- [Task details]: Identify the lines that include the word "ylabel", then copy all of them.

——

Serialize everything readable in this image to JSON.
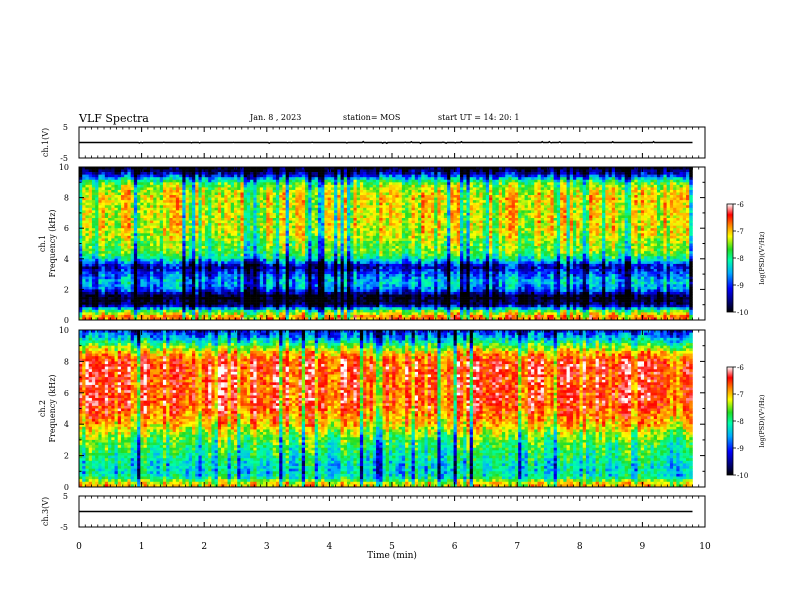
{
  "header": {
    "title": "VLF Spectra",
    "date": "Jan. 8 , 2023",
    "station": "station= MOS",
    "start": "start UT = 14: 20: 1"
  },
  "chart_data": [
    {
      "type": "line",
      "panel": "ch1-waveform",
      "ylabel": "ch.1(V)",
      "ylim": [
        -5,
        5
      ],
      "yticks": [
        "5",
        "-5"
      ],
      "xlim": [
        0,
        10
      ],
      "series": [
        {
          "x": [
            0,
            9.8
          ],
          "y": [
            0,
            0
          ]
        }
      ]
    },
    {
      "type": "heatmap",
      "panel": "ch1-spectrogram",
      "ylabel": "ch.1 Frequency (kHz)",
      "ylim": [
        0,
        10
      ],
      "yticks": [
        "0",
        "2",
        "4",
        "6",
        "8",
        "10"
      ],
      "xlim": [
        0,
        10
      ],
      "data_end_min": 9.8,
      "frequency_profile_kHz": [
        0.2,
        0.6,
        1.0,
        1.5,
        2.0,
        2.5,
        3.0,
        3.5,
        4.0,
        4.5,
        5.0,
        5.5,
        6.0,
        6.5,
        7.0,
        7.5,
        8.0,
        8.5,
        9.0,
        9.5,
        9.9
      ],
      "typical_log_psd": [
        -6.8,
        -7.8,
        -9.7,
        -10.0,
        -8.8,
        -8.5,
        -8.9,
        -9.4,
        -8.2,
        -7.7,
        -7.6,
        -7.4,
        -7.3,
        -7.3,
        -7.3,
        -7.3,
        -7.2,
        -7.4,
        -7.8,
        -9.2,
        -9.9
      ],
      "colorbar": {
        "label": "log(PSD)(V²/Hz)",
        "range": [
          -10,
          -6
        ],
        "ticks": [
          "-6",
          "-7",
          "-8",
          "-9",
          "-10"
        ]
      }
    },
    {
      "type": "heatmap",
      "panel": "ch2-spectrogram",
      "ylabel": "ch.2 Frequency (kHz)",
      "ylim": [
        0,
        10
      ],
      "yticks": [
        "0",
        "2",
        "4",
        "6",
        "8",
        "10"
      ],
      "xlim": [
        0,
        10
      ],
      "data_end_min": 9.8,
      "frequency_profile_kHz": [
        0.2,
        0.6,
        1.0,
        1.5,
        2.0,
        2.5,
        3.0,
        3.5,
        4.0,
        4.5,
        5.0,
        5.5,
        6.0,
        6.5,
        7.0,
        7.5,
        8.0,
        8.5,
        9.0,
        9.5,
        9.9
      ],
      "typical_log_psd": [
        -7.2,
        -8.2,
        -8.4,
        -8.3,
        -8.1,
        -8.0,
        -7.8,
        -7.5,
        -7.1,
        -6.9,
        -6.7,
        -6.6,
        -6.6,
        -6.6,
        -6.6,
        -6.5,
        -6.6,
        -7.0,
        -7.8,
        -8.6,
        -9.1
      ],
      "colorbar": {
        "label": "log(PSD)(V²/Hz)",
        "range": [
          -10,
          -6
        ],
        "ticks": [
          "-6",
          "-7",
          "-8",
          "-9",
          "-10"
        ]
      }
    },
    {
      "type": "line",
      "panel": "ch3-waveform",
      "ylabel": "ch.3(V)",
      "ylim": [
        -5,
        5
      ],
      "yticks": [
        "5",
        "-5"
      ],
      "xlim": [
        0,
        10
      ],
      "series": [
        {
          "x": [
            0,
            9.8
          ],
          "y": [
            0,
            0
          ]
        }
      ]
    }
  ],
  "x_axis": {
    "label": "Time (min)",
    "ticks": [
      "0",
      "1",
      "2",
      "3",
      "4",
      "5",
      "6",
      "7",
      "8",
      "9",
      "10"
    ]
  },
  "colors": {
    "colormap": [
      "#000000",
      "#00007a",
      "#0000ff",
      "#00aaff",
      "#00ffaa",
      "#22dd22",
      "#ffff00",
      "#ff8800",
      "#ff0000",
      "#ffffff"
    ]
  }
}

——

- [Written solution]:
      "ylabel": "ch.1(V)",
      "ylabel": "ch.1 Frequency (kHz)",
      "ylabel": "ch.2 Frequency (kHz)",
      "ylabel": "ch.3(V)",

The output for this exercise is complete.